_Task details_:
Copy each line in which the string "Center" occurs.

---------- Input rows ----------

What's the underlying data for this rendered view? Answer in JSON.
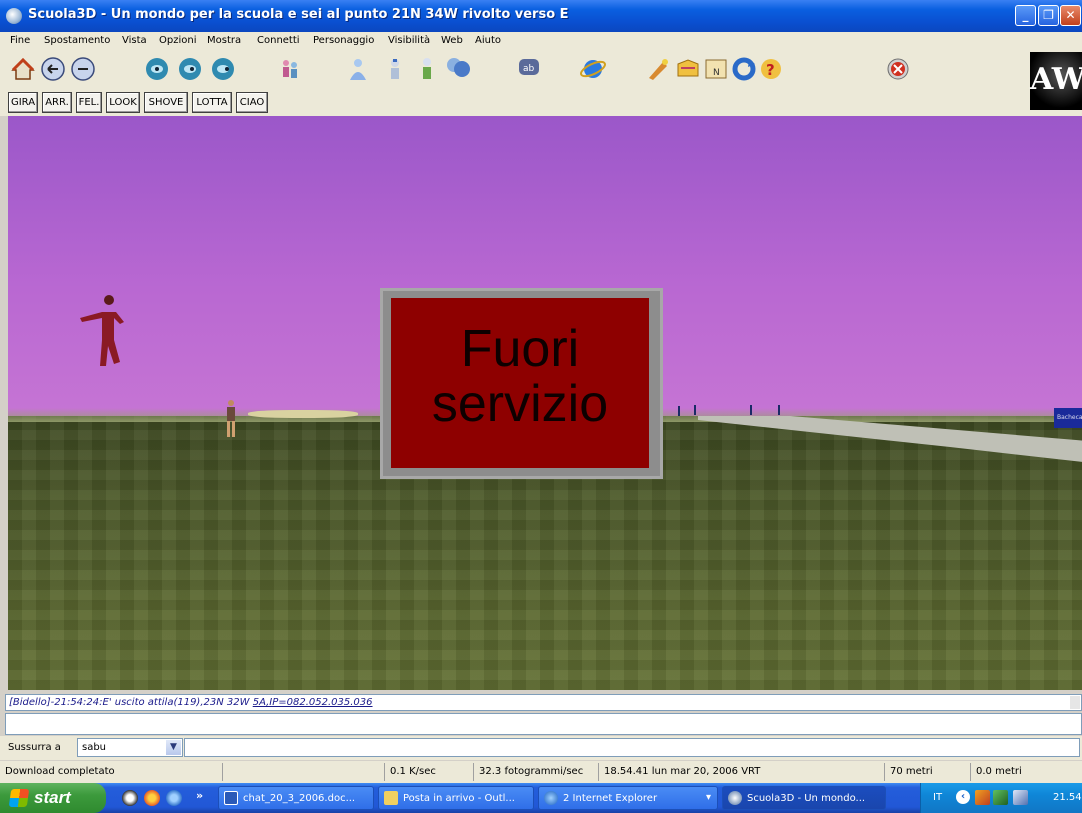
{
  "window": {
    "title": "Scuola3D - Un mondo per la scuola e sei al punto 21N 34W rivolto verso E",
    "minimize": "_",
    "maximize": "❐",
    "close": "✕"
  },
  "menu": [
    "Fine",
    "Spostamento",
    "Vista",
    "Opzioni",
    "Mostra",
    "Connetti",
    "Personaggio",
    "Visibilità",
    "Web",
    "Aiuto"
  ],
  "gestures": [
    "GIRA",
    "ARR.",
    "FEL.",
    "LOOK",
    "SHOVE",
    "LOTTA",
    "CIAO"
  ],
  "logo_text": "AW",
  "scene": {
    "sign_text": "Fuori servizio",
    "far_sign_text": "Bacheca"
  },
  "chat": {
    "log_prefix": "[Bidello]-21:54:24:E' uscito attila(119),23N 32W ",
    "log_link": "5A,IP=082.052.035.036",
    "input_value": "",
    "whisper_label": "Sussurra a",
    "whisper_target": "sabu",
    "whisper_arrow": "▼"
  },
  "status": {
    "message": "Download completato",
    "bandwidth": "0.1 K/sec",
    "fps": "32.3 fotogrammi/sec",
    "datetime": "18.54.41 lun mar 20, 2006 VRT",
    "visibility": "70 metri",
    "altitude": "0.0 metri"
  },
  "taskbar": {
    "start": "start",
    "overflow": "»",
    "tasks": [
      "chat_20_3_2006.doc...",
      "Posta in arrivo - Outl...",
      "2 Internet Explorer",
      "Scuola3D - Un mondo..."
    ],
    "ie_dropdown": "▾",
    "language": "IT",
    "tray_chevron": "‹",
    "clock": "21.54"
  },
  "colors": {
    "sky_top": "#9b57c9",
    "sign_red": "#8e0000",
    "titlebar_blue": "#0a5fe0",
    "taskbar_blue": "#245edb",
    "start_green": "#3c9a3c"
  }
}
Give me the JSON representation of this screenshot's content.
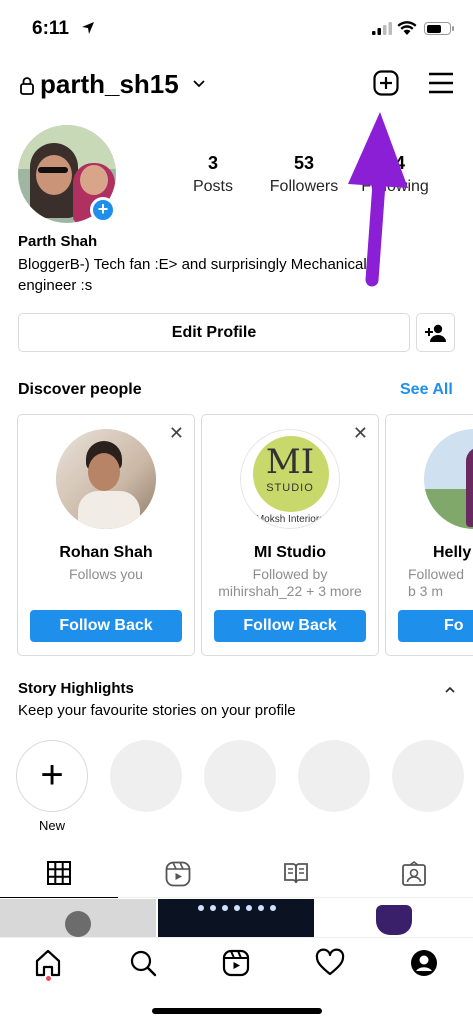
{
  "status_bar": {
    "time": "6:11"
  },
  "header": {
    "username": "parth_sh15"
  },
  "profile": {
    "stats": [
      {
        "count": "3",
        "label": "Posts"
      },
      {
        "count": "53",
        "label": "Followers"
      },
      {
        "count": "44",
        "label": "Following"
      }
    ],
    "name": "Parth Shah",
    "bio": "BloggerB-) Tech fan :E> and surprisingly Mechanical engineer :s",
    "edit_profile_label": "Edit Profile"
  },
  "discover": {
    "title": "Discover people",
    "see_all": "See All",
    "cards": [
      {
        "name": "Rohan Shah",
        "subtitle": "Follows you",
        "button": "Follow Back"
      },
      {
        "name": "MI Studio",
        "subtitle": "Followed by mihirshah_22 + 3 more",
        "button": "Follow Back",
        "logo_top": "MI",
        "logo_bottom": "STUDIO",
        "logo_caption": "Moksh Interiors"
      },
      {
        "name": "Helly",
        "subtitle": "Followed b 3 m",
        "button": "Fo"
      }
    ]
  },
  "highlights": {
    "title": "Story Highlights",
    "subtitle": "Keep your favourite stories on your profile",
    "new_label": "New"
  },
  "colors": {
    "accent": "#1f8fec",
    "annotation_arrow": "#8a1fd6",
    "notification_dot": "#ed4956"
  },
  "icons": [
    "lock-icon",
    "chevron-down-icon",
    "new-post-icon",
    "menu-icon",
    "add-person-icon",
    "close-icon",
    "grid-icon",
    "reels-icon",
    "guides-icon",
    "tagged-icon",
    "home-icon",
    "search-icon",
    "reels-nav-icon",
    "heart-icon",
    "profile-icon"
  ]
}
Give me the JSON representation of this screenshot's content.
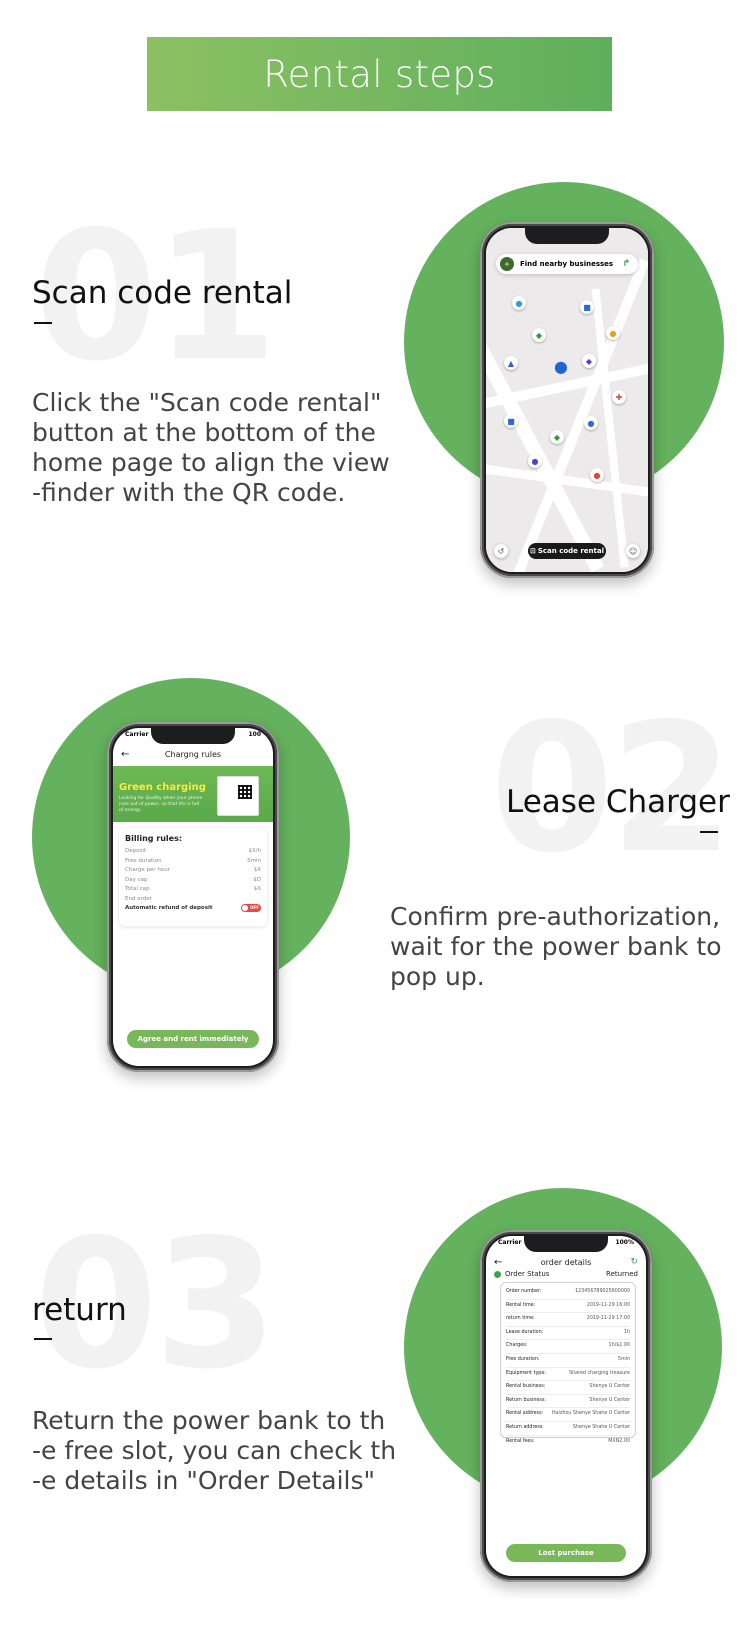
{
  "banner": {
    "title": "Rental steps"
  },
  "steps": [
    {
      "number": "01",
      "title": "Scan code rental",
      "description": "Click the \"Scan code rental\"\nbutton at the bottom of the\nhome page to align the view\n-finder with the QR code."
    },
    {
      "number": "02",
      "title": "Lease Charger",
      "description": "Confirm pre-authorization,\nwait for the power bank to\npop up."
    },
    {
      "number": "03",
      "title": "return",
      "description": "Return the power bank to th\n-e free slot, you can check th\n-e details in \"Order Details\""
    }
  ],
  "phone1": {
    "search_placeholder": "Find nearby businesses",
    "scan_button": "Scan code rental"
  },
  "phone2": {
    "carrier": "Carrier",
    "battery": "100",
    "title": "Chargng rules",
    "banner_title": "Green charging",
    "banner_sub": "Looking for Quality when your phone runs out of power, so that life is full of energy.",
    "billing_title": "Billing rules:",
    "rules": [
      {
        "label": "Deposit",
        "value": "$X/h"
      },
      {
        "label": "Free duration",
        "value": "5min"
      },
      {
        "label": "Charge per hour",
        "value": "$X"
      },
      {
        "label": "Day cap",
        "value": "$D"
      },
      {
        "label": "Total cap",
        "value": "$X"
      },
      {
        "label": "End order",
        "value": ""
      }
    ],
    "auto_refund": "Automatic refund of deposit",
    "toggle": "OFF",
    "agree_button": "Agree and rent immediately"
  },
  "phone3": {
    "carrier": "Carrier",
    "battery": "100%",
    "title": "order details",
    "status_label": "Order Status",
    "status_value": "Returned",
    "rows": [
      {
        "label": "Order number:",
        "value": "123456789025600000"
      },
      {
        "label": "Rental time:",
        "value": "2019-11-29 16:00"
      },
      {
        "label": "return time:",
        "value": "2019-11-29 17:00"
      },
      {
        "label": "Lease duration:",
        "value": "1h"
      },
      {
        "label": "Charges:",
        "value": "1h/$1.00"
      },
      {
        "label": "Free duration:",
        "value": "5min"
      },
      {
        "label": "Equipment type:",
        "value": "Shared charging treasure"
      },
      {
        "label": "Rental business:",
        "value": "Shenye U Center"
      },
      {
        "label": "Return business:",
        "value": "Shenye U Center"
      },
      {
        "label": "Rental address:",
        "value": "Haizhou Shenye Shahe U Center"
      },
      {
        "label": "Return address:",
        "value": "Shenye Shahe U Center"
      },
      {
        "label": "Rental fees:",
        "value": "MXN2.00"
      }
    ],
    "lost_button": "Lost purchase"
  },
  "colors": {
    "brand_green": "#64b25d",
    "banner_start": "#8cc163",
    "banner_end": "#5eaf5c"
  }
}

----------

_Completed task_:
        "value": "Shenye U Center"
        "value": "Shenye U Center"
        "value": "Haizhou Shenye Shahe U Center"
        "value": "Shenye Shahe U Center"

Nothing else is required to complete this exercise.